Return everything in the listing from the line containing "Detect and localize" down to the line containing "logo: myfootballytics (60, 64, 275, 98)", both included, without changing a character. Leave the pictures out.

• _Records for the exercise_:
— Begin —
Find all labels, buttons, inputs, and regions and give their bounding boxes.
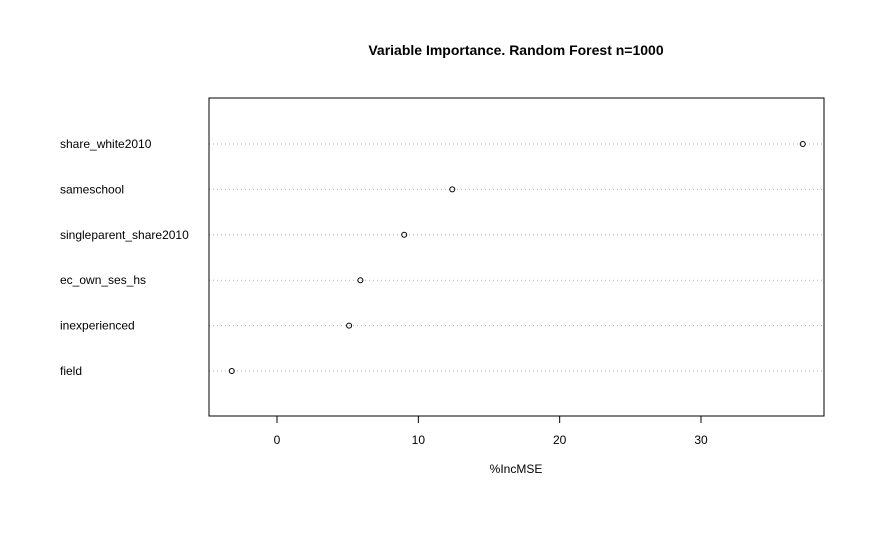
— End —
— Begin —
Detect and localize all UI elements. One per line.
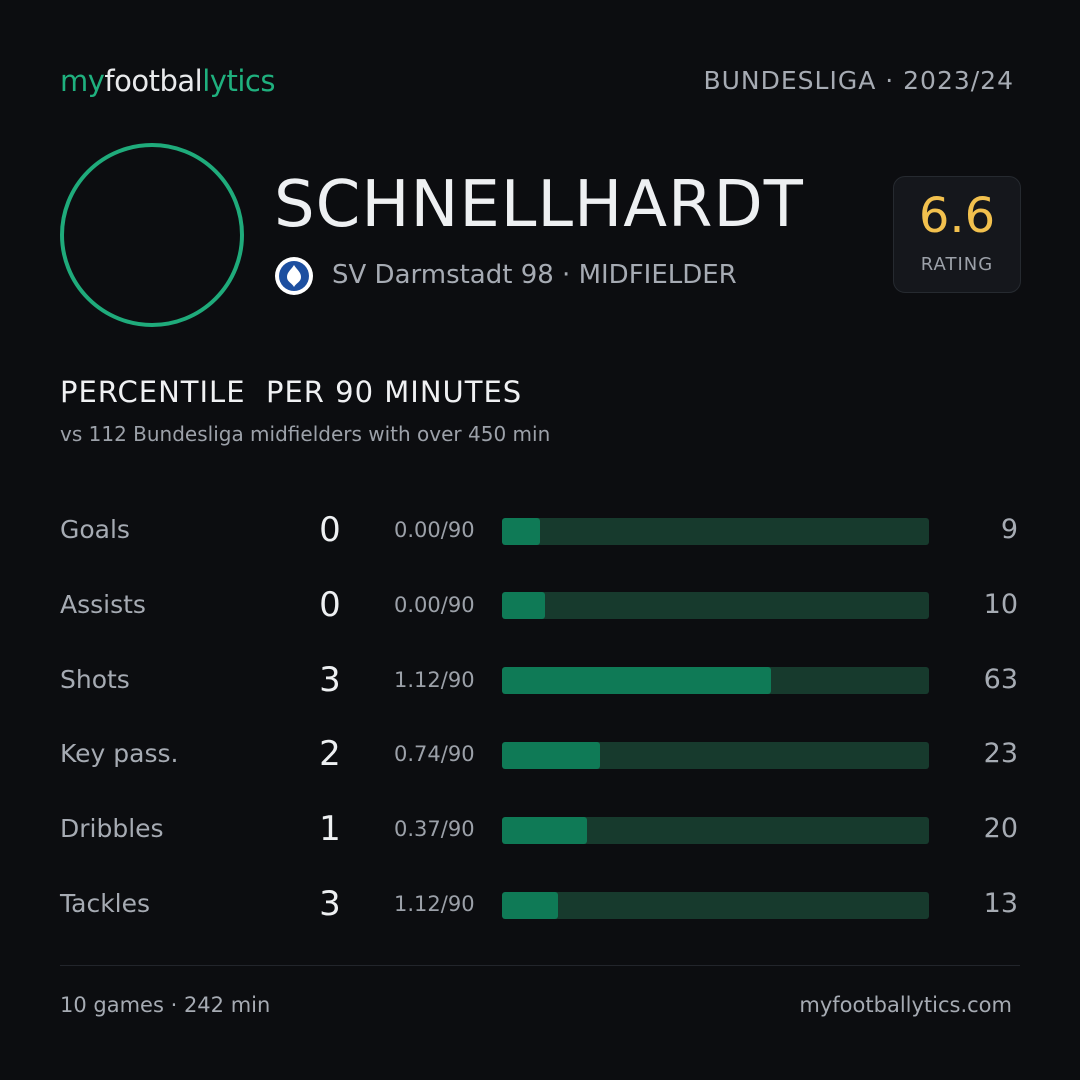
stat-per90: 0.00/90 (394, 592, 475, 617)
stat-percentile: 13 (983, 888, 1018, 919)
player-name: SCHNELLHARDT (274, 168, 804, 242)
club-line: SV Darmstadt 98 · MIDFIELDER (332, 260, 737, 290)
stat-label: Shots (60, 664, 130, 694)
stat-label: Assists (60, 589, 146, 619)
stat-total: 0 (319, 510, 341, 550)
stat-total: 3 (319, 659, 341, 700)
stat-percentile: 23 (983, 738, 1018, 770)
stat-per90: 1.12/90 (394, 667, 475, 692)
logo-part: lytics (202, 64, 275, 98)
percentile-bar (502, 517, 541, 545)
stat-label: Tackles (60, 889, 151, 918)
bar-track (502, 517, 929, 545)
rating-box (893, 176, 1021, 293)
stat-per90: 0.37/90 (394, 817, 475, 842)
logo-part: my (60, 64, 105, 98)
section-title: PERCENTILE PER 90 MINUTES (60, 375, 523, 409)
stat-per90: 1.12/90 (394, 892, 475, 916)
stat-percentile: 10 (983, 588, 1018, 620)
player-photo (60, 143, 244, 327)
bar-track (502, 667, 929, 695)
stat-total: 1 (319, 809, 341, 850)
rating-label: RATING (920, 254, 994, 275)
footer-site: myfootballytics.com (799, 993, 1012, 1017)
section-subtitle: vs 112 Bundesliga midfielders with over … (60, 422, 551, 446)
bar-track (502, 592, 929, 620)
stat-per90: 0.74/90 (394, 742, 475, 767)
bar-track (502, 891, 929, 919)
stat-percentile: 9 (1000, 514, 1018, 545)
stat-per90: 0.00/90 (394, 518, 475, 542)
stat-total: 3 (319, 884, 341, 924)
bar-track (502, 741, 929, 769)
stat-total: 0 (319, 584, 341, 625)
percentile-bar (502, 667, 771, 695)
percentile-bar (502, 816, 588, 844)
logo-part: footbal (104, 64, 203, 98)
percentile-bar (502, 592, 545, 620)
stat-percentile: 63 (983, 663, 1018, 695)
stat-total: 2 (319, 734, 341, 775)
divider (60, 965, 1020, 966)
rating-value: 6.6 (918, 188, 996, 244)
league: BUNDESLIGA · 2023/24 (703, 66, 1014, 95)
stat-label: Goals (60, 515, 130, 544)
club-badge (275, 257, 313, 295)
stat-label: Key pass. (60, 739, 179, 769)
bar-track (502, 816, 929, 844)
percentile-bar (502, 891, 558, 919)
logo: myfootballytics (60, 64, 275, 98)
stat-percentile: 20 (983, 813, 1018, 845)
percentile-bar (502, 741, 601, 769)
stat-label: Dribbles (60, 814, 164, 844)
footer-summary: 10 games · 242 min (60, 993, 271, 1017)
— End —
• _Exercise solution_:
Detect and localize all UI elements. One per line.
stat-per90: 0.00/90 (394, 592, 475, 617)
stat-percentile: 13 (983, 888, 1018, 919)
player-name: SCHNELLHARDT (274, 168, 804, 242)
club-line: SV Darmstadt 98 · MIDFIELDER (332, 260, 737, 290)
stat-label: Shots (60, 664, 130, 694)
stat-label: Assists (60, 589, 146, 619)
stat-total: 0 (319, 510, 341, 550)
stat-total: 3 (319, 659, 341, 700)
stat-percentile: 23 (983, 738, 1018, 770)
stat-per90: 1.12/90 (394, 667, 475, 692)
logo-part: lytics (202, 64, 275, 98)
percentile-bar (502, 517, 541, 545)
stat-label: Tackles (60, 889, 151, 918)
bar-track (502, 517, 929, 545)
rating-box (893, 176, 1021, 293)
stat-per90: 0.37/90 (394, 817, 475, 842)
logo-part: my (60, 64, 105, 98)
section-title: PERCENTILE PER 90 MINUTES (60, 375, 523, 409)
stat-per90: 1.12/90 (394, 892, 475, 916)
stat-percentile: 10 (983, 588, 1018, 620)
player-photo (60, 143, 244, 327)
bar-track (502, 667, 929, 695)
stat-total: 1 (319, 809, 341, 850)
rating-label: RATING (920, 254, 994, 275)
footer-site: myfootballytics.com (799, 993, 1012, 1017)
section-subtitle: vs 112 Bundesliga midfielders with over … (60, 422, 551, 446)
bar-track (502, 592, 929, 620)
stat-per90: 0.74/90 (394, 742, 475, 767)
bar-track (502, 891, 929, 919)
stat-percentile: 9 (1000, 514, 1018, 545)
stat-per90: 0.00/90 (394, 518, 475, 542)
stat-total: 3 (319, 884, 341, 924)
bar-track (502, 741, 929, 769)
stat-total: 0 (319, 584, 341, 625)
percentile-bar (502, 667, 771, 695)
percentile-bar (502, 816, 588, 844)
logo-part: footbal (104, 64, 203, 98)
percentile-bar (502, 592, 545, 620)
stat-percentile: 63 (983, 663, 1018, 695)
stat-total: 2 (319, 734, 341, 775)
divider (60, 965, 1020, 966)
rating-value: 6.6 (918, 188, 996, 244)
league: BUNDESLIGA · 2023/24 (703, 66, 1014, 95)
stat-label: Goals (60, 515, 130, 544)
club-badge (275, 257, 313, 295)
stat-label: Key pass. (60, 739, 179, 769)
bar-track (502, 816, 929, 844)
percentile-bar (502, 891, 558, 919)
logo: myfootballytics (60, 64, 275, 98)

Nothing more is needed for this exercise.